**Data listing**

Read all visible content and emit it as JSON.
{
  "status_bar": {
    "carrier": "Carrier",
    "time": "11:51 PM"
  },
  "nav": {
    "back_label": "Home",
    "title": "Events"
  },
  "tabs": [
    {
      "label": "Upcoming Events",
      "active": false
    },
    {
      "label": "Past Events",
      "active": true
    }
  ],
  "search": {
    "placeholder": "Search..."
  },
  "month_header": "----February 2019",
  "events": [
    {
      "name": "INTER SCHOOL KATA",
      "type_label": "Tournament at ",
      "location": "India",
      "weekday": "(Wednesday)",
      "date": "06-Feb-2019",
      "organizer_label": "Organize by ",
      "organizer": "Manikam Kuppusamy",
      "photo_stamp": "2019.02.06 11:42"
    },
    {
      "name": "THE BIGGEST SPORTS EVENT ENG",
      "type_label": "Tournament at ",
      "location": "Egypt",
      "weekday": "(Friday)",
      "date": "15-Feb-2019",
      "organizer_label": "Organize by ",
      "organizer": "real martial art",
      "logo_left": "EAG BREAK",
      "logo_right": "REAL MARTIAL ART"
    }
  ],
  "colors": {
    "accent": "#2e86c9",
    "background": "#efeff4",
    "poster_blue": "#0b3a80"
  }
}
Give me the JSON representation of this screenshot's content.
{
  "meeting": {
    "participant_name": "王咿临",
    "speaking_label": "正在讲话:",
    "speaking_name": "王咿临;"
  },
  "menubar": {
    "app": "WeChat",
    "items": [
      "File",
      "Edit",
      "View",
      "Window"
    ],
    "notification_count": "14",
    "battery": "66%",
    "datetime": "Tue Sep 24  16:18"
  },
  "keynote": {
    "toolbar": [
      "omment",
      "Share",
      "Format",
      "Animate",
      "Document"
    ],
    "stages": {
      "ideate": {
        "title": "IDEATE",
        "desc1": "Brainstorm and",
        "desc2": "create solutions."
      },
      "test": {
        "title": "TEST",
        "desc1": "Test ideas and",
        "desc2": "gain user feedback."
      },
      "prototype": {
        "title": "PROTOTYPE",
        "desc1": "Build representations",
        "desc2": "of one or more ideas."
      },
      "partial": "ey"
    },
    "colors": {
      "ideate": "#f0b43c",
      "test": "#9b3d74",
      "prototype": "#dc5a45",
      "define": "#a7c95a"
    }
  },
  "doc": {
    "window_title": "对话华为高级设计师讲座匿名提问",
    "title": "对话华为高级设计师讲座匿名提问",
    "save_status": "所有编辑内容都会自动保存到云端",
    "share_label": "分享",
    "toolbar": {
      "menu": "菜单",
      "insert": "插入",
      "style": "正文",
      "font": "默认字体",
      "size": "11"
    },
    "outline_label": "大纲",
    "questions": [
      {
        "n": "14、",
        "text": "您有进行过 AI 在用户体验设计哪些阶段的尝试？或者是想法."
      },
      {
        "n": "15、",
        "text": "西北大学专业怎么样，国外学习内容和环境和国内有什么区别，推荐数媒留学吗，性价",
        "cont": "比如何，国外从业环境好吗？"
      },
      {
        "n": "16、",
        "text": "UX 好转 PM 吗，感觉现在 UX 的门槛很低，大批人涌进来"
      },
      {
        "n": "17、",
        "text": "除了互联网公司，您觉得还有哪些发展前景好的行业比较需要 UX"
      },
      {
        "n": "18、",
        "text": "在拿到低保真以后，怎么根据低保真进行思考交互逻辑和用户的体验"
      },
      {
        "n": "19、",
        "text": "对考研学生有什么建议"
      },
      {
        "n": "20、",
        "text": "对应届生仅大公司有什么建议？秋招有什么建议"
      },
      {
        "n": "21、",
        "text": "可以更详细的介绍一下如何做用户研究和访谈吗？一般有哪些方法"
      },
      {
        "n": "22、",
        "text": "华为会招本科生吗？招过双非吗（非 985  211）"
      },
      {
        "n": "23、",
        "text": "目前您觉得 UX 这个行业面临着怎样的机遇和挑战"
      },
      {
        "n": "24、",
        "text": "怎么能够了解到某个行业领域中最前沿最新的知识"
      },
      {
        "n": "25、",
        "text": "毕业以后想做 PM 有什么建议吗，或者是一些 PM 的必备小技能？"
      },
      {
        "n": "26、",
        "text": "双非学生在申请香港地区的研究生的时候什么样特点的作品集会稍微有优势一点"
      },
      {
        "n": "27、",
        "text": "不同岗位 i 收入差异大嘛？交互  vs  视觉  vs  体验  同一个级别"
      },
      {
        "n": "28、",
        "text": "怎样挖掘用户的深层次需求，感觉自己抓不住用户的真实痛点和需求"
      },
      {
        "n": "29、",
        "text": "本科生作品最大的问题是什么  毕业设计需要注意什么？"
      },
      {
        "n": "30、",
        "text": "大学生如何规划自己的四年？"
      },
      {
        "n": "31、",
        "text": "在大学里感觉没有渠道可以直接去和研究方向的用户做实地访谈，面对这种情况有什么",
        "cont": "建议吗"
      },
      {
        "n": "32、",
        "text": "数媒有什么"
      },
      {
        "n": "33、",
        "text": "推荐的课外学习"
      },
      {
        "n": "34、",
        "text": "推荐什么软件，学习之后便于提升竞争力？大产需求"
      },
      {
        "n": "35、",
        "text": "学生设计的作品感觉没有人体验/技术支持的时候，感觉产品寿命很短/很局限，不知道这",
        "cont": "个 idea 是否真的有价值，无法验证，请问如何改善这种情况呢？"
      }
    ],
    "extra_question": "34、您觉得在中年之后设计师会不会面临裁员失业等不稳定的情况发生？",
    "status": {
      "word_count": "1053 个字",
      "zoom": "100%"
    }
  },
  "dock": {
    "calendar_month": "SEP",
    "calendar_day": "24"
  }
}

**Required work**
Each record should come back exactly as written.

**Correct answer**
Read all visible content and emit it as JSON.
{
  "status_bar": {
    "carrier": "Carrier",
    "time": "11:51 PM"
  },
  "nav": {
    "back_label": "Home",
    "title": "Events"
  },
  "tabs": [
    {
      "label": "Upcoming Events",
      "active": false
    },
    {
      "label": "Past Events",
      "active": true
    }
  ],
  "search": {
    "placeholder": "Search..."
  },
  "month_header": "----February 2019",
  "events": [
    {
      "name": "INTER SCHOOL KATA",
      "type_label": "Tournament at ",
      "location": "India",
      "weekday": "(Wednesday)",
      "date": "06-Feb-2019",
      "organizer_label": "Organize by ",
      "organizer": "Manikam Kuppusamy",
      "photo_stamp": "2019.02.06 11:42"
    },
    {
      "name": "THE BIGGEST SPORTS EVENT ENG",
      "type_label": "Tournament at ",
      "location": "Egypt",
      "weekday": "(Friday)",
      "date": "15-Feb-2019",
      "organizer_label": "Organize by ",
      "organizer": "real martial art",
      "logo_left": "EAG BREAK",
      "logo_right": "REAL MARTIAL ART"
    }
  ],
  "colors": {
    "accent": "#2e86c9",
    "background": "#efeff4",
    "poster_blue": "#0b3a80"
  }
}
Give me the JSON representation of this screenshot's content.
{
  "meeting": {
    "participant_name": "王咿临",
    "speaking_label": "正在讲话:",
    "speaking_name": "王咿临;"
  },
  "menubar": {
    "app": "WeChat",
    "items": [
      "File",
      "Edit",
      "View",
      "Window"
    ],
    "notification_count": "14",
    "battery": "66%",
    "datetime": "Tue Sep 24  16:18"
  },
  "keynote": {
    "toolbar": [
      "omment",
      "Share",
      "Format",
      "Animate",
      "Document"
    ],
    "stages": {
      "ideate": {
        "title": "IDEATE",
        "desc1": "Brainstorm and",
        "desc2": "create solutions."
      },
      "test": {
        "title": "TEST",
        "desc1": "Test ideas and",
        "desc2": "gain user feedback."
      },
      "prototype": {
        "title": "PROTOTYPE",
        "desc1": "Build representations",
        "desc2": "of one or more ideas."
      },
      "partial": "ey"
    },
    "colors": {
      "ideate": "#f0b43c",
      "test": "#9b3d74",
      "prototype": "#dc5a45",
      "define": "#a7c95a"
    }
  },
  "doc": {
    "window_title": "对话华为高级设计师讲座匿名提问",
    "title": "对话华为高级设计师讲座匿名提问",
    "save_status": "所有编辑内容都会自动保存到云端",
    "share_label": "分享",
    "toolbar": {
      "menu": "菜单",
      "insert": "插入",
      "style": "正文",
      "font": "默认字体",
      "size": "11"
    },
    "outline_label": "大纲",
    "questions": [
      {
        "n": "14、",
        "text": "您有进行过 AI 在用户体验设计哪些阶段的尝试？或者是想法."
      },
      {
        "n": "15、",
        "text": "西北大学专业怎么样，国外学习内容和环境和国内有什么区别，推荐数媒留学吗，性价",
        "cont": "比如何，国外从业环境好吗？"
      },
      {
        "n": "16、",
        "text": "UX 好转 PM 吗，感觉现在 UX 的门槛很低，大批人涌进来"
      },
      {
        "n": "17、",
        "text": "除了互联网公司，您觉得还有哪些发展前景好的行业比较需要 UX"
      },
      {
        "n": "18、",
        "text": "在拿到低保真以后，怎么根据低保真进行思考交互逻辑和用户的体验"
      },
      {
        "n": "19、",
        "text": "对考研学生有什么建议"
      },
      {
        "n": "20、",
        "text": "对应届生仅大公司有什么建议？秋招有什么建议"
      },
      {
        "n": "21、",
        "text": "可以更详细的介绍一下如何做用户研究和访谈吗？一般有哪些方法"
      },
      {
        "n": "22、",
        "text": "华为会招本科生吗？招过双非吗（非 985  211）"
      },
      {
        "n": "23、",
        "text": "目前您觉得 UX 这个行业面临着怎样的机遇和挑战"
      },
      {
        "n": "24、",
        "text": "怎么能够了解到某个行业领域中最前沿最新的知识"
      },
      {
        "n": "25、",
        "text": "毕业以后想做 PM 有什么建议吗，或者是一些 PM 的必备小技能？"
      },
      {
        "n": "26、",
        "text": "双非学生在申请香港地区的研究生的时候什么样特点的作品集会稍微有优势一点"
      },
      {
        "n": "27、",
        "text": "不同岗位 i 收入差异大嘛？交互  vs  视觉  vs  体验  同一个级别"
      },
      {
        "n": "28、",
        "text": "怎样挖掘用户的深层次需求，感觉自己抓不住用户的真实痛点和需求"
      },
      {
        "n": "29、",
        "text": "本科生作品最大的问题是什么  毕业设计需要注意什么？"
      },
      {
        "n": "30、",
        "text": "大学生如何规划自己的四年？"
      },
      {
        "n": "31、",
        "text": "在大学里感觉没有渠道可以直接去和研究方向的用户做实地访谈，面对这种情况有什么",
        "cont": "建议吗"
      },
      {
        "n": "32、",
        "text": "数媒有什么"
      },
      {
        "n": "33、",
        "text": "推荐的课外学习"
      },
      {
        "n": "34、",
        "text": "推荐什么软件，学习之后便于提升竞争力？大产需求"
      },
      {
        "n": "35、",
        "text": "学生设计的作品感觉没有人体验/技术支持的时候，感觉产品寿命很短/很局限，不知道这",
        "cont": "个 idea 是否真的有价值，无法验证，请问如何改善这种情况呢？"
      }
    ],
    "extra_question": "34、您觉得在中年之后设计师会不会面临裁员失业等不稳定的情况发生？",
    "status": {
      "word_count": "1053 个字",
      "zoom": "100%"
    }
  },
  "dock": {
    "calendar_month": "SEP",
    "calendar_day": "24"
  }
}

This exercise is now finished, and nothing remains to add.